Challenge. Convert the lines of the items below into a numbered list, leaving out any blank lines.

Bounding box entries
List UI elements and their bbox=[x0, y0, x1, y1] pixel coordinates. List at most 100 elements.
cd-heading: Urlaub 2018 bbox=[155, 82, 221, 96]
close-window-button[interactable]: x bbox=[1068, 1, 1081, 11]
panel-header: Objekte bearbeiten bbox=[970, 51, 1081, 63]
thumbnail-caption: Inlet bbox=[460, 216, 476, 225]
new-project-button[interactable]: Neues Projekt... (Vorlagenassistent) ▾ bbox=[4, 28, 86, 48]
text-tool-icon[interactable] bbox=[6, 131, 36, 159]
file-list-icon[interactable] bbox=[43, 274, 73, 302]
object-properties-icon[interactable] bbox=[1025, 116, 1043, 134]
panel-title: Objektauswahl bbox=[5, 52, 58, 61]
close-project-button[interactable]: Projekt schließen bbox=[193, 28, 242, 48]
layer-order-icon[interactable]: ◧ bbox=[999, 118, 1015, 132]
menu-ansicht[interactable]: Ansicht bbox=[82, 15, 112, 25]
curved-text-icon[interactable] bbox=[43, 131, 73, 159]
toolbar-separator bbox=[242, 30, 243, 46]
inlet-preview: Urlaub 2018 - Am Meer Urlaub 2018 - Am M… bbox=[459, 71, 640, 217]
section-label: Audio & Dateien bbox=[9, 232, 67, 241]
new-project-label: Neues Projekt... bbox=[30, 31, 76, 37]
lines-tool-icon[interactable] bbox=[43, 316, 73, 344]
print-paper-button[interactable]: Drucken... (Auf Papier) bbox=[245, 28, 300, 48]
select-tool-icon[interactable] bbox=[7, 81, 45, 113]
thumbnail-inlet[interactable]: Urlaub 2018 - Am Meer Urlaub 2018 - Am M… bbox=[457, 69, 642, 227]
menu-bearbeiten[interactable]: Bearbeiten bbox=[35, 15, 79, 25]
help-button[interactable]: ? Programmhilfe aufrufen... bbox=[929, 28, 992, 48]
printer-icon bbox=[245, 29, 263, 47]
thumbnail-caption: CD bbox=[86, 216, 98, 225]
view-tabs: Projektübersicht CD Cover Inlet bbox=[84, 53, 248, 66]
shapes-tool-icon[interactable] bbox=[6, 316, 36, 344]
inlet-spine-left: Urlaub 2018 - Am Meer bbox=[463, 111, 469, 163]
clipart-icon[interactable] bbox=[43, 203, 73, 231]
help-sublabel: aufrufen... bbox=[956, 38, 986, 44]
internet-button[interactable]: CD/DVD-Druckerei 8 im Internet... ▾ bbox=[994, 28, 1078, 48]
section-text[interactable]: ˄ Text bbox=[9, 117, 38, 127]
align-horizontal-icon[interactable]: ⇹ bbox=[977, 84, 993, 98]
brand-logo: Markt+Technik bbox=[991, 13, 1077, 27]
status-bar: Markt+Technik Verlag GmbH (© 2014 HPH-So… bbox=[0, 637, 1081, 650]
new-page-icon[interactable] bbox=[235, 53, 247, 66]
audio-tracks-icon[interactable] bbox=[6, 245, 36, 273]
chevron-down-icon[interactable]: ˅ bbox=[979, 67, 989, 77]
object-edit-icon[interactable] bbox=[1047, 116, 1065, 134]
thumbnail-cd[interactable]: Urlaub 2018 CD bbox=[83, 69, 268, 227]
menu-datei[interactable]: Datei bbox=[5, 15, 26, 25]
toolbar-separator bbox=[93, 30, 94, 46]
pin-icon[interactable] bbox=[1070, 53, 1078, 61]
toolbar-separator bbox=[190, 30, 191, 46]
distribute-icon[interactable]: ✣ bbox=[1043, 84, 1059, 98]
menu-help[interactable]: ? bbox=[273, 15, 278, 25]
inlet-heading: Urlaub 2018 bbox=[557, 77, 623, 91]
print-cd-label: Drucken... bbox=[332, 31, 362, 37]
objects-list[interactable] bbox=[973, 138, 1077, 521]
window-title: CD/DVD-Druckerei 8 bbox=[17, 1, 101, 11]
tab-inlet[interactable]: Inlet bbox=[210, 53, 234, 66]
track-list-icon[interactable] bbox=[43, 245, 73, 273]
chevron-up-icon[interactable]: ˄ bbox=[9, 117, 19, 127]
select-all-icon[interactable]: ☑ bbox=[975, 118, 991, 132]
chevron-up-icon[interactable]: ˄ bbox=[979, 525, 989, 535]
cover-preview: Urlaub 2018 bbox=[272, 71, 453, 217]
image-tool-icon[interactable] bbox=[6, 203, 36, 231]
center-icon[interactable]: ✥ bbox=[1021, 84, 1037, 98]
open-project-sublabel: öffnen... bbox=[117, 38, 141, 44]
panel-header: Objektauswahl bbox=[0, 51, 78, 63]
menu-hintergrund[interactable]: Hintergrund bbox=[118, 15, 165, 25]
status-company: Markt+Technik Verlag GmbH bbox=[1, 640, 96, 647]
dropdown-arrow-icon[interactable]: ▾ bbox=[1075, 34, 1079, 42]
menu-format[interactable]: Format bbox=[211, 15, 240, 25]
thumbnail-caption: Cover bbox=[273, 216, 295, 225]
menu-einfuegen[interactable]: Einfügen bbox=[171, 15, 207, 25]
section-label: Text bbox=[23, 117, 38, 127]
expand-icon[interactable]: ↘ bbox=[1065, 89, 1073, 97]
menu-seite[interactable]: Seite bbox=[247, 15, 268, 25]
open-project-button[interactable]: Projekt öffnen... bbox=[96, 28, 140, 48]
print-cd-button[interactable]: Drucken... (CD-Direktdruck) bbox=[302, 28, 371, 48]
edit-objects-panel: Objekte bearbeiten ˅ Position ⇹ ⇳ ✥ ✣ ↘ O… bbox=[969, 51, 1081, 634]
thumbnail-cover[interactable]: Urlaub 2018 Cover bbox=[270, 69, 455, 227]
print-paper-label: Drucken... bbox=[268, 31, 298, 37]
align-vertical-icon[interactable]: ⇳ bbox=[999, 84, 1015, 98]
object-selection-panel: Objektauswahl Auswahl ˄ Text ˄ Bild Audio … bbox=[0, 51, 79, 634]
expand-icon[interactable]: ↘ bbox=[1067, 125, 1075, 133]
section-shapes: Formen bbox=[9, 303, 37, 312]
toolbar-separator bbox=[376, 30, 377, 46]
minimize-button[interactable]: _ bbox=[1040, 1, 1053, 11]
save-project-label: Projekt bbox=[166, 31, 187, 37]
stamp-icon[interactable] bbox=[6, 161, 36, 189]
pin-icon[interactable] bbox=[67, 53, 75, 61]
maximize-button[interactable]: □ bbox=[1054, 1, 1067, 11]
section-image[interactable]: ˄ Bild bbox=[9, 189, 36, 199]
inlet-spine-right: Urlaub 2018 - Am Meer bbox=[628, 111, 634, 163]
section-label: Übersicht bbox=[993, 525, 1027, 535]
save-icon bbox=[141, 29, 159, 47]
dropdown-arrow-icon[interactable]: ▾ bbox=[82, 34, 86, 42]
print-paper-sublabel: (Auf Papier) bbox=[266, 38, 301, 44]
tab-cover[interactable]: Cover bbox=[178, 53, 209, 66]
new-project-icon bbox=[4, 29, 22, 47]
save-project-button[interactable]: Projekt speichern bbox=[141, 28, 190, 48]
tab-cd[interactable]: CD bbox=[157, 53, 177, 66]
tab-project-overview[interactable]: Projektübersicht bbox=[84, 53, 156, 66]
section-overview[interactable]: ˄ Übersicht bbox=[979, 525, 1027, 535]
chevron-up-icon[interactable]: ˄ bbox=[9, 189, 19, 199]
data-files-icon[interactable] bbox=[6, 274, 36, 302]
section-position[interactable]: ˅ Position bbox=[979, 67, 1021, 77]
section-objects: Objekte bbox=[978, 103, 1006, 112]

Final result.
1. List UI elements and their bbox=[x0, y0, x1, y1] pixel coordinates. List at most 100 elements.
2. cd-heading: Urlaub 2018 bbox=[155, 82, 221, 96]
3. close-window-button[interactable]: x bbox=[1068, 1, 1081, 11]
4. panel-header: Objekte bearbeiten bbox=[970, 51, 1081, 63]
5. thumbnail-caption: Inlet bbox=[460, 216, 476, 225]
6. new-project-button[interactable]: Neues Projekt... (Vorlagenassistent) ▾ bbox=[4, 28, 86, 48]
7. text-tool-icon[interactable] bbox=[6, 131, 36, 159]
8. file-list-icon[interactable] bbox=[43, 274, 73, 302]
9. object-properties-icon[interactable] bbox=[1025, 116, 1043, 134]
10. panel-title: Objektauswahl bbox=[5, 52, 58, 61]
11. close-project-button[interactable]: Projekt schließen bbox=[193, 28, 242, 48]
12. layer-order-icon[interactable]: ◧ bbox=[999, 118, 1015, 132]
13. menu-ansicht[interactable]: Ansicht bbox=[82, 15, 112, 25]
14. curved-text-icon[interactable] bbox=[43, 131, 73, 159]
15. toolbar-separator bbox=[242, 30, 243, 46]
16. inlet-preview: Urlaub 2018 - Am Meer Urlaub 2018 - Am M… bbox=[459, 71, 640, 217]
17. section-label: Audio & Dateien bbox=[9, 232, 67, 241]
18. new-project-label: Neues Projekt... bbox=[30, 31, 76, 37]
19. lines-tool-icon[interactable] bbox=[43, 316, 73, 344]
20. print-paper-button[interactable]: Drucken... (Auf Papier) bbox=[245, 28, 300, 48]
21. select-tool-icon[interactable] bbox=[7, 81, 45, 113]
22. thumbnail-inlet[interactable]: Urlaub 2018 - Am Meer Urlaub 2018 - Am M… bbox=[457, 69, 642, 227]
23. menu-bearbeiten[interactable]: Bearbeiten bbox=[35, 15, 79, 25]
24. help-button[interactable]: ? Programmhilfe aufrufen... bbox=[929, 28, 992, 48]
25. printer-icon bbox=[245, 29, 263, 47]
26. thumbnail-caption: CD bbox=[86, 216, 98, 225]
27. view-tabs: Projektübersicht CD Cover Inlet bbox=[84, 53, 248, 66]
28. shapes-tool-icon[interactable] bbox=[6, 316, 36, 344]
29. inlet-spine-left: Urlaub 2018 - Am Meer bbox=[463, 111, 469, 163]
30. clipart-icon[interactable] bbox=[43, 203, 73, 231]
31. help-sublabel: aufrufen... bbox=[956, 38, 986, 44]
32. internet-button[interactable]: CD/DVD-Druckerei 8 im Internet... ▾ bbox=[994, 28, 1078, 48]
33. section-text[interactable]: ˄ Text bbox=[9, 117, 38, 127]
34. align-horizontal-icon[interactable]: ⇹ bbox=[977, 84, 993, 98]
35. brand-logo: Markt+Technik bbox=[991, 13, 1077, 27]
36. status-bar: Markt+Technik Verlag GmbH (© 2014 HPH-So… bbox=[0, 637, 1081, 650]
37. new-page-icon[interactable] bbox=[235, 53, 247, 66]
38. audio-tracks-icon[interactable] bbox=[6, 245, 36, 273]
39. chevron-down-icon[interactable]: ˅ bbox=[979, 67, 989, 77]
40. object-edit-icon[interactable] bbox=[1047, 116, 1065, 134]
41. thumbnail-cd[interactable]: Urlaub 2018 CD bbox=[83, 69, 268, 227]
42. menu-datei[interactable]: Datei bbox=[5, 15, 26, 25]
43. toolbar-separator bbox=[93, 30, 94, 46]
44. pin-icon[interactable] bbox=[1070, 53, 1078, 61]
45. toolbar-separator bbox=[190, 30, 191, 46]
46. distribute-icon[interactable]: ✣ bbox=[1043, 84, 1059, 98]
47. menu-help[interactable]: ? bbox=[273, 15, 278, 25]
48. inlet-heading: Urlaub 2018 bbox=[557, 77, 623, 91]
49. print-cd-label: Drucken... bbox=[332, 31, 362, 37]
50. objects-list[interactable] bbox=[973, 138, 1077, 521]
51. window-title: CD/DVD-Druckerei 8 bbox=[17, 1, 101, 11]
52. tab-inlet[interactable]: Inlet bbox=[210, 53, 234, 66]
53. track-list-icon[interactable] bbox=[43, 245, 73, 273]
54. chevron-up-icon[interactable]: ˄ bbox=[9, 117, 19, 127]
55. select-all-icon[interactable]: ☑ bbox=[975, 118, 991, 132]
56. chevron-up-icon[interactable]: ˄ bbox=[979, 525, 989, 535]
57. cover-preview: Urlaub 2018 bbox=[272, 71, 453, 217]
58. image-tool-icon[interactable] bbox=[6, 203, 36, 231]
59. center-icon[interactable]: ✥ bbox=[1021, 84, 1037, 98]
60. open-project-sublabel: öffnen... bbox=[117, 38, 141, 44]
61. panel-header: Objektauswahl bbox=[0, 51, 78, 63]
62. menu-hintergrund[interactable]: Hintergrund bbox=[118, 15, 165, 25]
63. status-company: Markt+Technik Verlag GmbH bbox=[1, 640, 96, 647]
64. dropdown-arrow-icon[interactable]: ▾ bbox=[1075, 34, 1079, 42]
65. menu-format[interactable]: Format bbox=[211, 15, 240, 25]
66. thumbnail-caption: Cover bbox=[273, 216, 295, 225]
67. menu-einfuegen[interactable]: Einfügen bbox=[171, 15, 207, 25]
68. section-label: Text bbox=[23, 117, 38, 127]
69. expand-icon[interactable]: ↘ bbox=[1065, 89, 1073, 97]
70. menu-seite[interactable]: Seite bbox=[247, 15, 268, 25]
71. open-project-button[interactable]: Projekt öffnen... bbox=[96, 28, 140, 48]
72. print-cd-button[interactable]: Drucken... (CD-Direktdruck) bbox=[302, 28, 371, 48]
73. edit-objects-panel: Objekte bearbeiten ˅ Position ⇹ ⇳ ✥ ✣ ↘ O… bbox=[969, 51, 1081, 634]
74. thumbnail-cover[interactable]: Urlaub 2018 Cover bbox=[270, 69, 455, 227]
75. print-paper-label: Drucken... bbox=[268, 31, 298, 37]
76. align-vertical-icon[interactable]: ⇳ bbox=[999, 84, 1015, 98]
77. object-selection-panel: Objektauswahl Auswahl ˄ Text ˄ Bild Audio … bbox=[0, 51, 79, 634]
78. expand-icon[interactable]: ↘ bbox=[1067, 125, 1075, 133]
79. section-shapes: Formen bbox=[9, 303, 37, 312]
80. toolbar-separator bbox=[376, 30, 377, 46]
81. minimize-button[interactable]: _ bbox=[1040, 1, 1053, 11]
82. save-project-label: Projekt bbox=[166, 31, 187, 37]
83. stamp-icon[interactable] bbox=[6, 161, 36, 189]
84. pin-icon[interactable] bbox=[67, 53, 75, 61]
85. maximize-button[interactable]: □ bbox=[1054, 1, 1067, 11]
86. section-image[interactable]: ˄ Bild bbox=[9, 189, 36, 199]
87. inlet-spine-right: Urlaub 2018 - Am Meer bbox=[628, 111, 634, 163]
88. section-label: Übersicht bbox=[993, 525, 1027, 535]
89. save-icon bbox=[141, 29, 159, 47]
90. dropdown-arrow-icon[interactable]: ▾ bbox=[82, 34, 86, 42]
91. print-paper-sublabel: (Auf Papier) bbox=[266, 38, 301, 44]
92. tab-cover[interactable]: Cover bbox=[178, 53, 209, 66]
93. new-project-icon bbox=[4, 29, 22, 47]
94. save-project-button[interactable]: Projekt speichern bbox=[141, 28, 190, 48]
95. tab-cd[interactable]: CD bbox=[157, 53, 177, 66]
96. tab-project-overview[interactable]: Projektübersicht bbox=[84, 53, 156, 66]
97. section-overview[interactable]: ˄ Übersicht bbox=[979, 525, 1027, 535]
98. chevron-up-icon[interactable]: ˄ bbox=[9, 189, 19, 199]
99. data-files-icon[interactable] bbox=[6, 274, 36, 302]
100. section-position[interactable]: ˅ Position bbox=[979, 67, 1021, 77]
101. section-objects: Objekte bbox=[978, 103, 1006, 112]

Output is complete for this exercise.